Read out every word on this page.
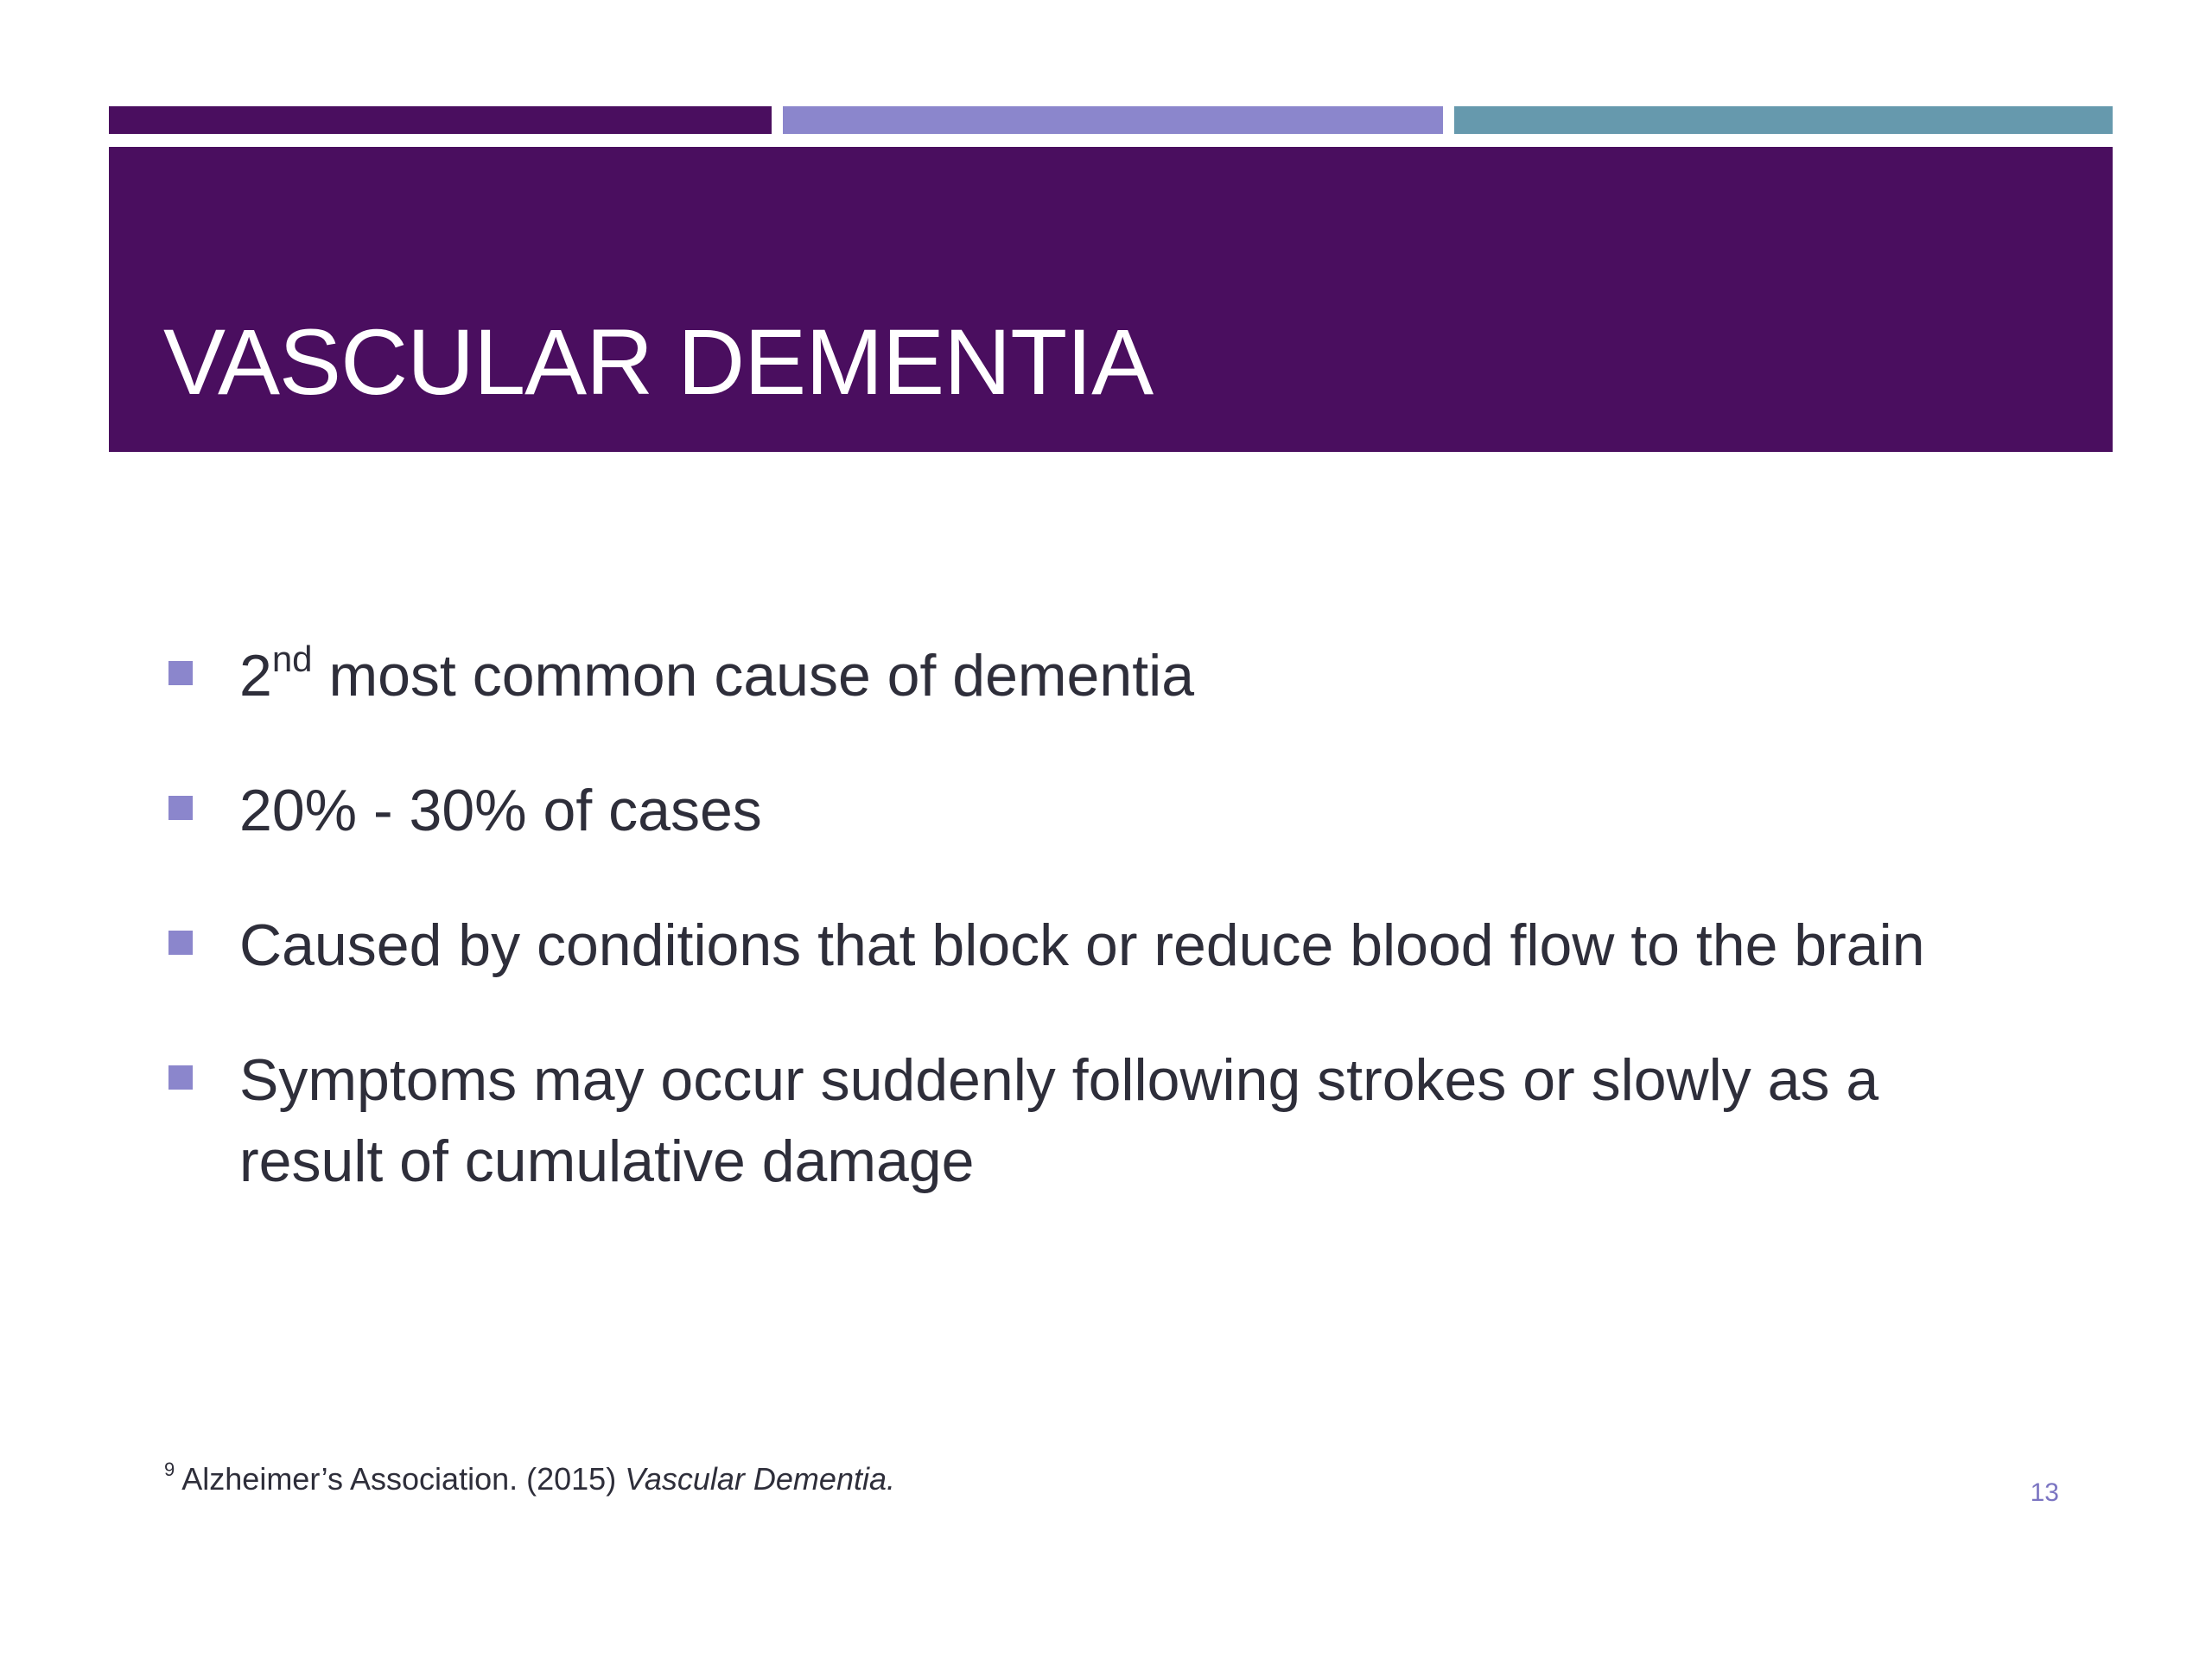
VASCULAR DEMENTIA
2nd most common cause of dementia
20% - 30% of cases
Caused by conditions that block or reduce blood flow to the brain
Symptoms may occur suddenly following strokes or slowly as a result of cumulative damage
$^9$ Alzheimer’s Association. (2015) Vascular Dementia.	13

- **PROBLEM TO SOLVE**
Copy the material above in full and exactly, skipping pictures.

- **EXERCISE RESPONSE**
Read out every word on this page.
VASCULAR DEMENTIA
2nd most common cause of dementia
20% - 30% of cases
Caused by conditions that block or reduce blood flow to the brain
Symptoms may occur suddenly following strokes or slowly as a result of cumulative damage
$^9$ Alzheimer’s Association. (2015) Vascular Dementia.	13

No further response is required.